_Given exercise_
Transcribe the whole listing without a single picture.

# Start of Data

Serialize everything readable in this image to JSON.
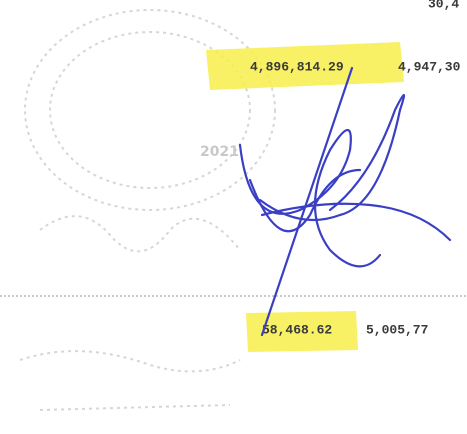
{
  "document": {
    "header_fragment": "30,4",
    "rows": [
      [
        "4,896,814.29",
        "4,947,30"
      ],
      [
        "58,468.62",
        "5,005,77"
      ]
    ],
    "stamp": "2021"
  }
}
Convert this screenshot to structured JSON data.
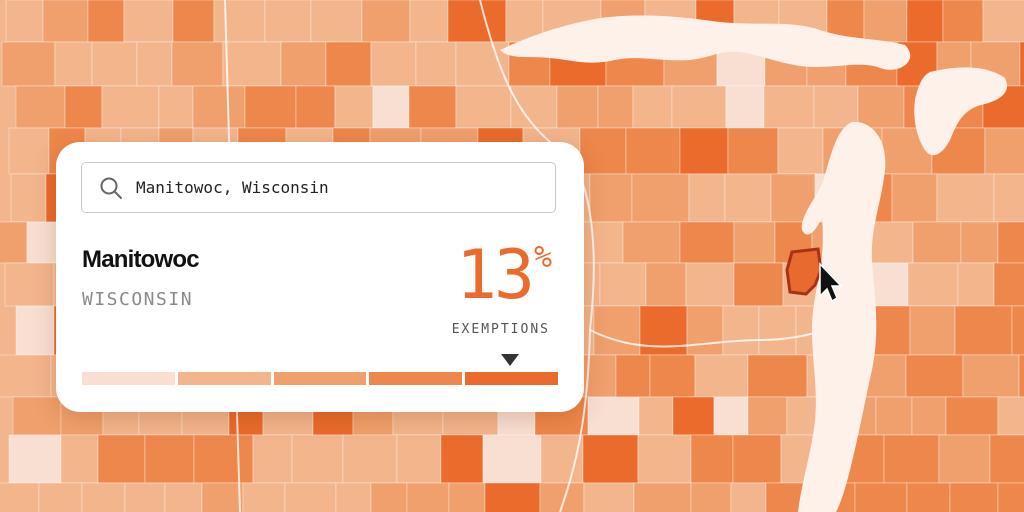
{
  "search": {
    "value": "Manitowoc, Wisconsin",
    "icon": "search-icon"
  },
  "result": {
    "county": "Manitowoc",
    "state": "WISCONSIN",
    "value": "13",
    "unit": "%",
    "label": "EXEMPTIONS",
    "value_fraction": 0.13
  },
  "legend": {
    "colors": [
      "#f8dfd2",
      "#f3b58c",
      "#f0a06c",
      "#ee874b",
      "#ea6b2b"
    ],
    "selected_bin": 4
  },
  "map": {
    "water_color": "#fdf1ea",
    "highlighted_county": "Manitowoc",
    "highlight_fill": "#e86a2e",
    "highlight_outline": "#a63217",
    "cursor_icon": "mouse-pointer-icon"
  }
}
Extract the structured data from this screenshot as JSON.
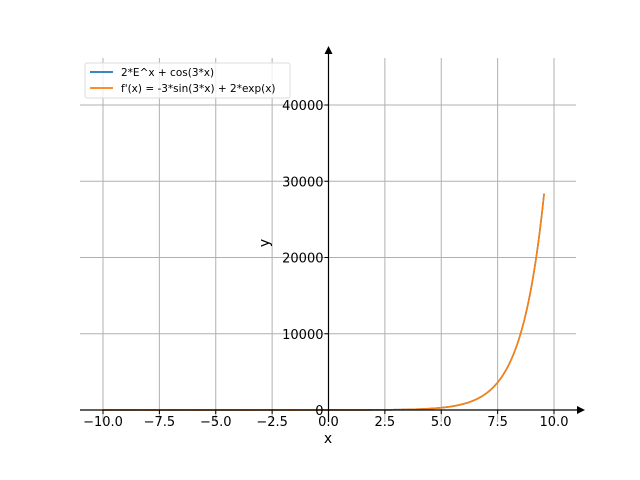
{
  "chart_data": {
    "type": "line",
    "title": "",
    "xlabel": "x",
    "ylabel": "y",
    "xlim": [
      -11,
      11
    ],
    "ylim": [
      -1500,
      47000
    ],
    "grid": true,
    "legend_position": "top-left",
    "x_ticks": [
      -10.0,
      -7.5,
      -5.0,
      -2.5,
      0.0,
      2.5,
      5.0,
      7.5,
      10.0
    ],
    "x_tick_labels": [
      "−10.0",
      "−7.5",
      "−5.0",
      "−2.5",
      "0.0",
      "2.5",
      "5.0",
      "7.5",
      "10.0"
    ],
    "y_ticks": [
      0,
      10000,
      20000,
      30000,
      40000
    ],
    "y_tick_labels": [
      "0",
      "10000",
      "20000",
      "30000",
      "40000"
    ],
    "x_domain": [
      -10,
      9.56
    ],
    "series": [
      {
        "name": "2*E^x + cos(3*x)",
        "color": "#1f77b4",
        "fn": "f",
        "sample_points": [
          [
            -10,
            0.15
          ],
          [
            0,
            3
          ],
          [
            5,
            295.9
          ],
          [
            7.5,
            3616
          ],
          [
            9.56,
            29510
          ]
        ]
      },
      {
        "name": "f'(x) = -3*sin(3*x) + 2*exp(x)",
        "color": "#ff7f0e",
        "fn": "df",
        "sample_points": [
          [
            -10,
            2.96
          ],
          [
            0,
            2
          ],
          [
            5,
            299.8
          ],
          [
            7.5,
            3614
          ],
          [
            9.56,
            29510
          ]
        ]
      }
    ]
  }
}
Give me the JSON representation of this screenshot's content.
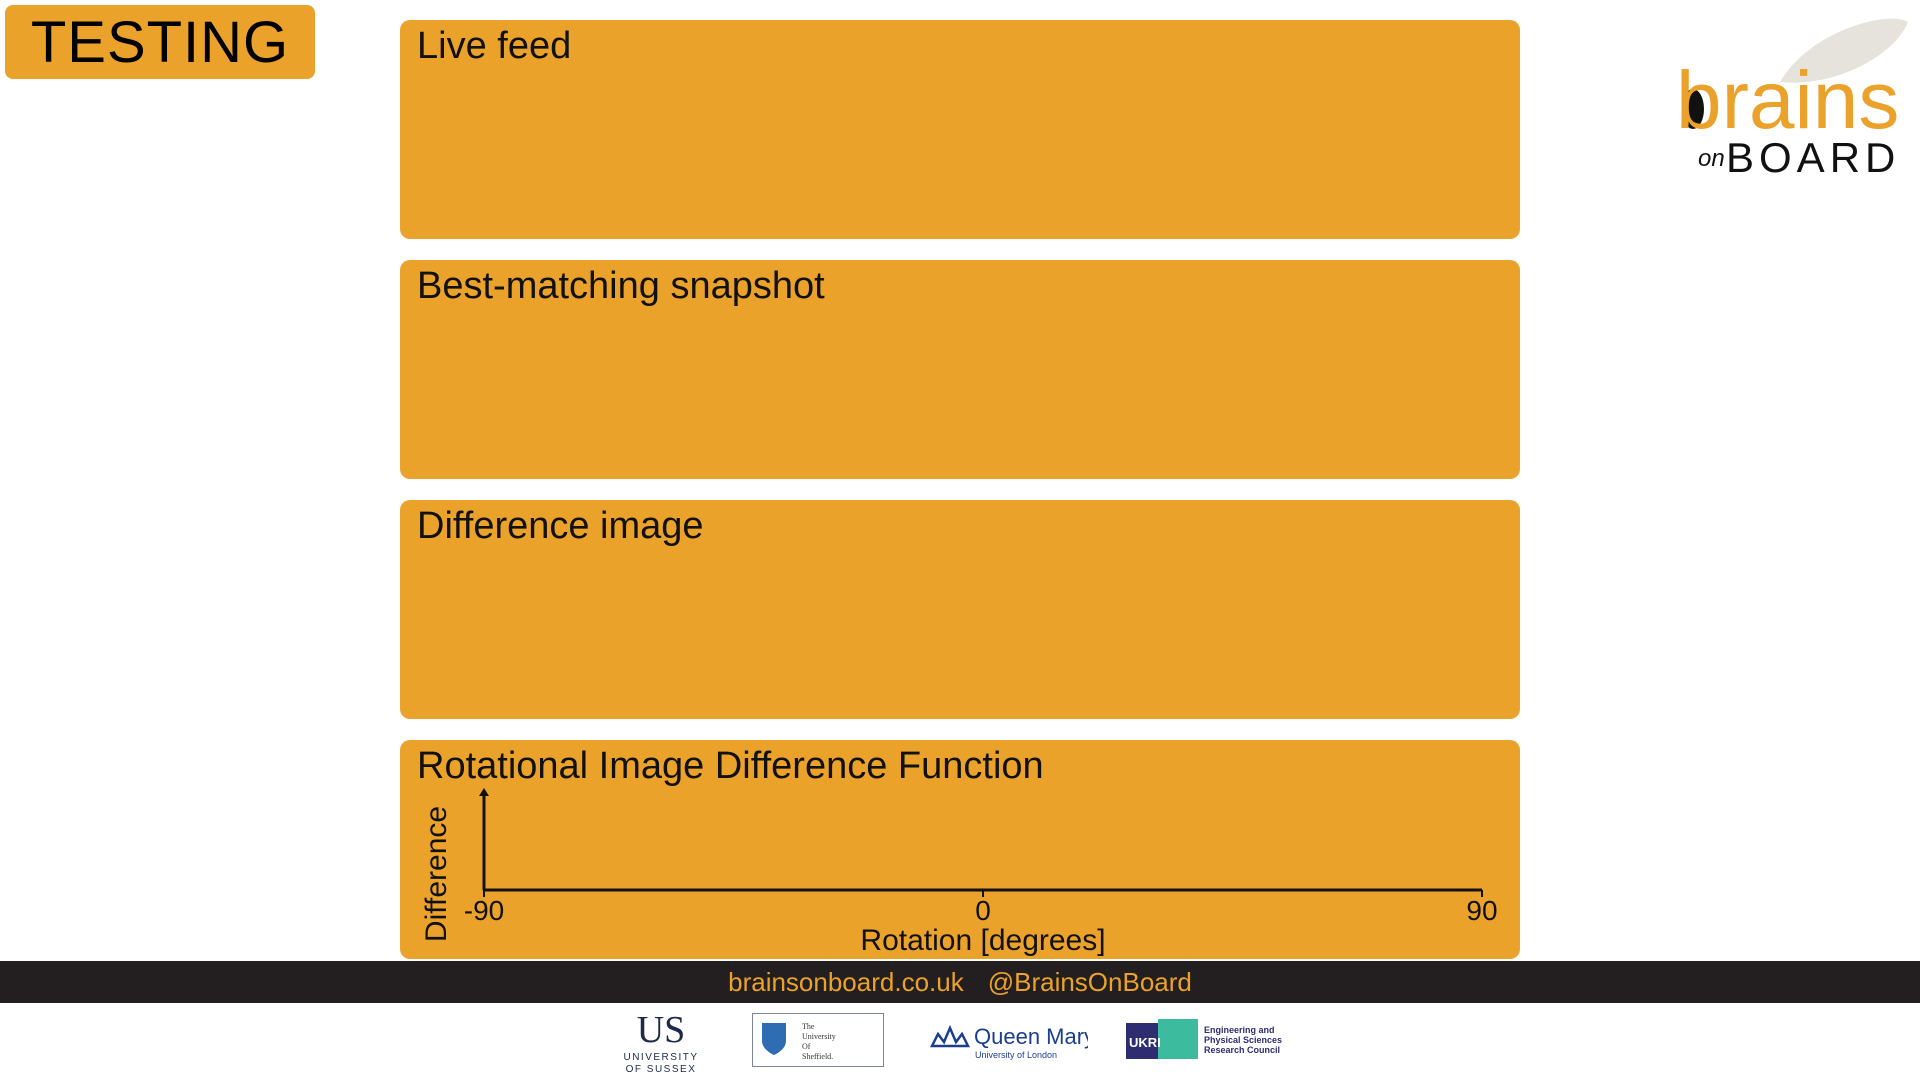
{
  "badge": {
    "label": "TESTING"
  },
  "panels": [
    {
      "title": "Live feed"
    },
    {
      "title": "Best-matching snapshot"
    },
    {
      "title": "Difference image"
    },
    {
      "title": "Rotational Image Difference Function"
    }
  ],
  "chart_data": {
    "type": "line",
    "title": "Rotational Image Difference Function",
    "xlabel": "Rotation [degrees]",
    "ylabel": "Difference",
    "xlim": [
      -90,
      90
    ],
    "x_ticks": [
      "-90",
      "0",
      "90"
    ],
    "series": []
  },
  "footer": {
    "website": "brainsonboard.co.uk",
    "twitter": "@BrainsOnBoard"
  },
  "logos": {
    "brand_main": "brains",
    "brand_on": "on",
    "brand_board": "BOARD",
    "sussex_mark": "US",
    "sussex_line1": "UNIVERSITY",
    "sussex_line2": "OF SUSSEX",
    "sheffield_lines": [
      "The",
      "University",
      "Of",
      "Sheffield."
    ],
    "qm_name": "Queen Mary",
    "qm_sub": "University of London",
    "ukri_mark": "UKRI",
    "epsrc_lines": [
      "Engineering and",
      "Physical Sciences",
      "Research Council"
    ]
  },
  "colors": {
    "accent": "#eba22b",
    "bar": "#231f20",
    "axis": "#111111"
  }
}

# End of Data

_Answer to this problem_
Serialize everything readable in this image to JSON.
{
  "document": {
    "header_fragment": "30,4",
    "rows": [
      [
        "4,896,814.29",
        "4,947,30"
      ],
      [
        "58,468.62",
        "5,005,77"
      ]
    ],
    "stamp": "2021"
  }
}
Convert this screenshot to structured JSON data.
{
  "search": {
    "value": "Manitowoc, Wisconsin",
    "icon": "search-icon"
  },
  "result": {
    "county": "Manitowoc",
    "state": "WISCONSIN",
    "value": "13",
    "unit": "%",
    "label": "EXEMPTIONS",
    "value_fraction": 0.13
  },
  "legend": {
    "colors": [
      "#f8dfd2",
      "#f3b58c",
      "#f0a06c",
      "#ee874b",
      "#ea6b2b"
    ],
    "selected_bin": 4
  },
  "map": {
    "water_color": "#fdf1ea",
    "highlighted_county": "Manitowoc",
    "highlight_fill": "#e86a2e",
    "highlight_outline": "#a63217",
    "cursor_icon": "mouse-pointer-icon"
  }
}
Extract the structured data from this screenshot as JSON.
{
  "chart_data": {
    "type": "line",
    "title": "",
    "xlabel": "x",
    "ylabel": "y",
    "xlim": [
      -11,
      11
    ],
    "ylim": [
      -1500,
      47000
    ],
    "grid": true,
    "legend_position": "top-left",
    "x_ticks": [
      -10.0,
      -7.5,
      -5.0,
      -2.5,
      0.0,
      2.5,
      5.0,
      7.5,
      10.0
    ],
    "x_tick_labels": [
      "−10.0",
      "−7.5",
      "−5.0",
      "−2.5",
      "0.0",
      "2.5",
      "5.0",
      "7.5",
      "10.0"
    ],
    "y_ticks": [
      0,
      10000,
      20000,
      30000,
      40000
    ],
    "y_tick_labels": [
      "0",
      "10000",
      "20000",
      "30000",
      "40000"
    ],
    "x_domain": [
      -10,
      9.56
    ],
    "series": [
      {
        "name": "2*E^x + cos(3*x)",
        "color": "#1f77b4",
        "fn": "f",
        "sample_points": [
          [
            -10,
            0.15
          ],
          [
            0,
            3
          ],
          [
            5,
            295.9
          ],
          [
            7.5,
            3616
          ],
          [
            9.56,
            29510
          ]
        ]
      },
      {
        "name": "f'(x) = -3*sin(3*x) + 2*exp(x)",
        "color": "#ff7f0e",
        "fn": "df",
        "sample_points": [
          [
            -10,
            2.96
          ],
          [
            0,
            2
          ],
          [
            5,
            299.8
          ],
          [
            7.5,
            3614
          ],
          [
            9.56,
            29510
          ]
        ]
      }
    ]
  }
}
Give me the JSON representation of this screenshot's content.
{
  "badge": {
    "label": "TESTING"
  },
  "panels": [
    {
      "title": "Live feed"
    },
    {
      "title": "Best-matching snapshot"
    },
    {
      "title": "Difference image"
    },
    {
      "title": "Rotational Image Difference Function"
    }
  ],
  "chart_data": {
    "type": "line",
    "title": "Rotational Image Difference Function",
    "xlabel": "Rotation [degrees]",
    "ylabel": "Difference",
    "xlim": [
      -90,
      90
    ],
    "x_ticks": [
      "-90",
      "0",
      "90"
    ],
    "series": []
  },
  "footer": {
    "website": "brainsonboard.co.uk",
    "twitter": "@BrainsOnBoard"
  },
  "logos": {
    "brand_main": "brains",
    "brand_on": "on",
    "brand_board": "BOARD",
    "sussex_mark": "US",
    "sussex_line1": "UNIVERSITY",
    "sussex_line2": "OF SUSSEX",
    "sheffield_lines": [
      "The",
      "University",
      "Of",
      "Sheffield."
    ],
    "qm_name": "Queen Mary",
    "qm_sub": "University of London",
    "ukri_mark": "UKRI",
    "epsrc_lines": [
      "Engineering and",
      "Physical Sciences",
      "Research Council"
    ]
  },
  "colors": {
    "accent": "#eba22b",
    "bar": "#231f20",
    "axis": "#111111"
  }
}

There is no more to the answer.